[START OF Data rows]

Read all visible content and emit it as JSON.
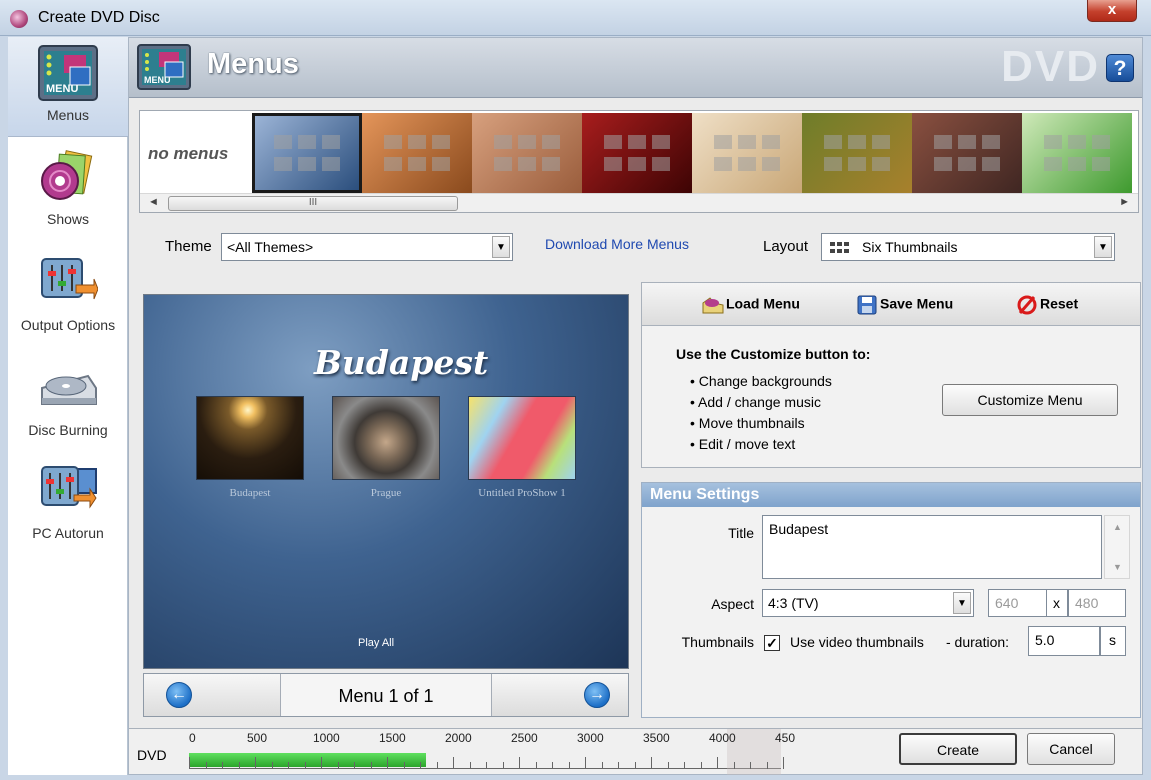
{
  "window": {
    "title": "Create DVD Disc",
    "close_label": "x"
  },
  "sidebar": {
    "items": [
      {
        "label": "Menus",
        "icon": "menus-icon",
        "active": true
      },
      {
        "label": "Shows",
        "icon": "shows-icon",
        "active": false
      },
      {
        "label": "Output Options",
        "icon": "output-options-icon",
        "active": false
      },
      {
        "label": "Disc Burning",
        "icon": "disc-burning-icon",
        "active": false
      },
      {
        "label": "PC Autorun",
        "icon": "pc-autorun-icon",
        "active": false
      }
    ]
  },
  "header": {
    "title": "Menus",
    "watermark": "DVD",
    "help_label": "?"
  },
  "theme_strip": {
    "no_menus_label": "no menus",
    "thumbnails": [
      {
        "name": "blue-parchment",
        "colors": [
          "#9fb7d9",
          "#274b7a"
        ],
        "selected": true
      },
      {
        "name": "orange-leaves",
        "colors": [
          "#e4955a",
          "#8a4a1d"
        ],
        "selected": false
      },
      {
        "name": "rust-texture",
        "colors": [
          "#d7a07e",
          "#9a5d3c"
        ],
        "selected": false
      },
      {
        "name": "red-curtain",
        "colors": [
          "#a81d1d",
          "#3d0404"
        ],
        "selected": false
      },
      {
        "name": "ivory-flower",
        "colors": [
          "#efdfc6",
          "#c9a777"
        ],
        "selected": false
      },
      {
        "name": "garden-food",
        "colors": [
          "#6e7d2a",
          "#a8802c"
        ],
        "selected": false
      },
      {
        "name": "dark-leaves",
        "colors": [
          "#8a5040",
          "#3f2622"
        ],
        "selected": false
      },
      {
        "name": "green-leaf",
        "colors": [
          "#cfe9b9",
          "#3e9a2e"
        ],
        "selected": false
      }
    ],
    "scroll_grip": "III",
    "scroll_left": "◄",
    "scroll_right": "►"
  },
  "theme_row": {
    "theme_label": "Theme",
    "theme_value": "<All Themes>",
    "download_link": "Download More Menus",
    "layout_label": "Layout",
    "layout_value": "Six Thumbnails",
    "dropdown_glyph": "▼"
  },
  "preview": {
    "menu_title": "Budapest",
    "thumbnails": [
      {
        "caption": "Budapest"
      },
      {
        "caption": "Prague"
      },
      {
        "caption": "Untitled ProShow 1"
      }
    ],
    "play_all": "Play All",
    "page_label": "Menu 1 of 1",
    "prev_glyph": "←",
    "next_glyph": "→"
  },
  "toolbar": {
    "load_label": "Load Menu",
    "save_label": "Save Menu",
    "reset_label": "Reset"
  },
  "customize": {
    "heading": "Use the Customize button to:",
    "bullets": [
      "• Change backgrounds",
      "• Add / change music",
      "• Move thumbnails",
      "• Edit / move text"
    ],
    "button_label": "Customize Menu"
  },
  "menu_settings": {
    "header": "Menu Settings",
    "title_label": "Title",
    "title_value": "Budapest",
    "aspect_label": "Aspect",
    "aspect_value": "4:3 (TV)",
    "width_value": "640",
    "x_label": "x",
    "height_value": "480",
    "thumbnails_label": "Thumbnails",
    "use_video_checked": true,
    "check_glyph": "✓",
    "use_video_label": "Use video thumbnails",
    "duration_label": "- duration:",
    "duration_value": "5.0",
    "duration_unit": "s"
  },
  "bottom": {
    "disc_label": "DVD",
    "ruler_labels": [
      "0",
      "500",
      "1000",
      "1500",
      "2000",
      "2500",
      "3000",
      "3500",
      "4000",
      "450"
    ],
    "used_fraction": 0.4,
    "create_label": "Create",
    "cancel_label": "Cancel"
  }
}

[END OF Data rows]

Omit the pictures, then output the rest of the listing exactly.

§ Written solution
Read all visible content and emit it as JSON.
{
  "window": {
    "title": "Create DVD Disc",
    "close_label": "x"
  },
  "sidebar": {
    "items": [
      {
        "label": "Menus",
        "icon": "menus-icon",
        "active": true
      },
      {
        "label": "Shows",
        "icon": "shows-icon",
        "active": false
      },
      {
        "label": "Output Options",
        "icon": "output-options-icon",
        "active": false
      },
      {
        "label": "Disc Burning",
        "icon": "disc-burning-icon",
        "active": false
      },
      {
        "label": "PC Autorun",
        "icon": "pc-autorun-icon",
        "active": false
      }
    ]
  },
  "header": {
    "title": "Menus",
    "watermark": "DVD",
    "help_label": "?"
  },
  "theme_strip": {
    "no_menus_label": "no menus",
    "thumbnails": [
      {
        "name": "blue-parchment",
        "colors": [
          "#9fb7d9",
          "#274b7a"
        ],
        "selected": true
      },
      {
        "name": "orange-leaves",
        "colors": [
          "#e4955a",
          "#8a4a1d"
        ],
        "selected": false
      },
      {
        "name": "rust-texture",
        "colors": [
          "#d7a07e",
          "#9a5d3c"
        ],
        "selected": false
      },
      {
        "name": "red-curtain",
        "colors": [
          "#a81d1d",
          "#3d0404"
        ],
        "selected": false
      },
      {
        "name": "ivory-flower",
        "colors": [
          "#efdfc6",
          "#c9a777"
        ],
        "selected": false
      },
      {
        "name": "garden-food",
        "colors": [
          "#6e7d2a",
          "#a8802c"
        ],
        "selected": false
      },
      {
        "name": "dark-leaves",
        "colors": [
          "#8a5040",
          "#3f2622"
        ],
        "selected": false
      },
      {
        "name": "green-leaf",
        "colors": [
          "#cfe9b9",
          "#3e9a2e"
        ],
        "selected": false
      }
    ],
    "scroll_grip": "III",
    "scroll_left": "◄",
    "scroll_right": "►"
  },
  "theme_row": {
    "theme_label": "Theme",
    "theme_value": "<All Themes>",
    "download_link": "Download More Menus",
    "layout_label": "Layout",
    "layout_value": "Six Thumbnails",
    "dropdown_glyph": "▼"
  },
  "preview": {
    "menu_title": "Budapest",
    "thumbnails": [
      {
        "caption": "Budapest"
      },
      {
        "caption": "Prague"
      },
      {
        "caption": "Untitled ProShow 1"
      }
    ],
    "play_all": "Play All",
    "page_label": "Menu 1 of 1",
    "prev_glyph": "←",
    "next_glyph": "→"
  },
  "toolbar": {
    "load_label": "Load Menu",
    "save_label": "Save Menu",
    "reset_label": "Reset"
  },
  "customize": {
    "heading": "Use the Customize button to:",
    "bullets": [
      "• Change backgrounds",
      "• Add / change music",
      "• Move thumbnails",
      "• Edit / move text"
    ],
    "button_label": "Customize Menu"
  },
  "menu_settings": {
    "header": "Menu Settings",
    "title_label": "Title",
    "title_value": "Budapest",
    "aspect_label": "Aspect",
    "aspect_value": "4:3 (TV)",
    "width_value": "640",
    "x_label": "x",
    "height_value": "480",
    "thumbnails_label": "Thumbnails",
    "use_video_checked": true,
    "check_glyph": "✓",
    "use_video_label": "Use video thumbnails",
    "duration_label": "- duration:",
    "duration_value": "5.0",
    "duration_unit": "s"
  },
  "bottom": {
    "disc_label": "DVD",
    "ruler_labels": [
      "0",
      "500",
      "1000",
      "1500",
      "2000",
      "2500",
      "3000",
      "3500",
      "4000",
      "450"
    ],
    "used_fraction": 0.4,
    "create_label": "Create",
    "cancel_label": "Cancel"
  }
}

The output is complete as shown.